**ASSIGNMENT 1:** Could you retype the stretch of the passage on jury service from "Juries can sometimes" through "don't think so."?
**ASSIGNMENT 2:**
Can you answer these questions about the passage on jury service?
(a) At one time, from whom were juries properly selected?
(b) Besides serving on juries, what three responsibilities of citizens does the passage list?
(c) What does the passage call a painful blow to law enforcement techniques as practiced in earlier times?
**ASSIGNMENT 3:** Could you carry on the passage on jury service from its last sentence?

Juries can sometimes be a roll of the die. At one time juries were properly selected only from those who knew the parties, and had some knowledge of the case. Much more predictable results were had under that system, but did the accused have as good a chance at justice? Some systems do away with juries altogether, relying upon the court to find the Truth and then impartially administer justice. I don't think we'd much like that system. Would criminal cases be better tried if a unanimous jury wasn't required, or if the jury was reduced to say six jurors? I don't think so.
We aren't asked for much as citizens. We have a responsibility to pay the taxes necessary to administer government, to serve in the military forces to protect and defend the nation and Constitution, to vote our consciences, and --- to serve on juries. That isn't really much to ask in return for the life we lead, yet there are those who would evade their civic responsibilities. The legal system depends upon regular citizens serving to bring the popular notion of justice and fairness to the conflict and contest that occurs whenever the State seeks to convict a citizen of some charge. All right, so we have our lives disrupted for a week, or so and may be inconvenienced a bit. We may sit around reading old magazines and eating crumby court cafeteria food, instead of making a few bucks for the company we work for. Is that too much to ask for a legal system that reflects the needs of the People? If we aren't the People, who is? Would you like to be accused and tried for some un-named crime by Jurists paid for by the State, and whose interests are their own? Much of what we complain of is the direct result of past juries, and well-meaning jurists whose purpose was only to improve the quality of justice delivered to each of us as citizens. Miranda was a painful blow to law enforcement techniques as practiced in earlier times. Which are greater, the justice to those accused of crimes, or the increased difficulty in convicting dangerous criminals? You get to have your say every time you sit on a jury, or are called to make-up a jury pool.

**DATA SHOWN:**
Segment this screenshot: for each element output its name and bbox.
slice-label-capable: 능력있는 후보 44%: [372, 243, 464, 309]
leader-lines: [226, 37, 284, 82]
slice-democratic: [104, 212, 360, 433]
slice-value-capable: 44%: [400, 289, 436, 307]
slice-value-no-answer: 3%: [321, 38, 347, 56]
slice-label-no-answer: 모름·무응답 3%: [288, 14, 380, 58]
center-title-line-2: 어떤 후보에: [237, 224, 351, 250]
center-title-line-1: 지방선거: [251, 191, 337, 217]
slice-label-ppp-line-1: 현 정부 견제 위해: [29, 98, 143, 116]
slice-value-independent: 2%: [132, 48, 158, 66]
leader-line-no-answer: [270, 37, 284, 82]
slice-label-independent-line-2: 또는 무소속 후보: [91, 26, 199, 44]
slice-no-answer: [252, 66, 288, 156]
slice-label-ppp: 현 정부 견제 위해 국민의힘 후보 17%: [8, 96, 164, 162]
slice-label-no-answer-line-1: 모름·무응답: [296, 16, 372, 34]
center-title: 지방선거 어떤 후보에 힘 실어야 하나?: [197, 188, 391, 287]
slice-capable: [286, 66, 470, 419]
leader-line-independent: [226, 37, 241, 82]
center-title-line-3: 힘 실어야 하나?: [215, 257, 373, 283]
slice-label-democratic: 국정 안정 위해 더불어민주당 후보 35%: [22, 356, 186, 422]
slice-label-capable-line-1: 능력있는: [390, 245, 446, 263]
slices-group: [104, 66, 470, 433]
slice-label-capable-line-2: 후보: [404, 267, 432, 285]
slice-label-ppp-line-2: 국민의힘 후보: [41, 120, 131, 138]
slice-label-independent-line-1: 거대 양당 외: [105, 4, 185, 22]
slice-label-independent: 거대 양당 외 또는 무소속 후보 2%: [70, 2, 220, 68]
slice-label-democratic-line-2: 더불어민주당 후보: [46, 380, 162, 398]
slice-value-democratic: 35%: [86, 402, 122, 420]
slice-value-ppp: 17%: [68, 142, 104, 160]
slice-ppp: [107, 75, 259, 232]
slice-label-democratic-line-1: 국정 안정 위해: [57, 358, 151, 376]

**EXERCISE RESPONSE 1:**
Juries can sometimes be a roll of the die. At one time juries were properly selected only from those who knew the parties, and had some knowledge of the case. Much more predictable results were had under that system, but did the accused have as good a chance at justice? Some systems do away with juries altogether, relying upon the court to find the Truth and then impartially administer justice. I don't think we'd much like that system. Would criminal cases be better tried if a unanimous jury wasn't required, or if the jury was reduced to say six jurors? I don't think so.

**EXERCISE RESPONSE 2:**
(a) From those who knew the parties and had some knowledge of the case.
(b) Paying the taxes necessary to administer government, serving in the military forces to protect and defend the nation and Constitution, and voting our consciences.
(c) Miranda.

**EXERCISE RESPONSE 3:**
Been called twice and served once. A murder trial - "12 Angry Men" kinda reminded me what it was like in the jury room. BTW, when the Judge announced that it was a murder trial (after selection) the intake of air left no oxygen left in the courtroom.
We found the person guilty and after we decided sentence, the Judge came in to thank us for our duty. She also wanted to tell us that a deal had been struck in the begining and she agreed to 12 years. She was happy that we had decided on 25 years. Of course, with good time that would amount to less than 7-8 years.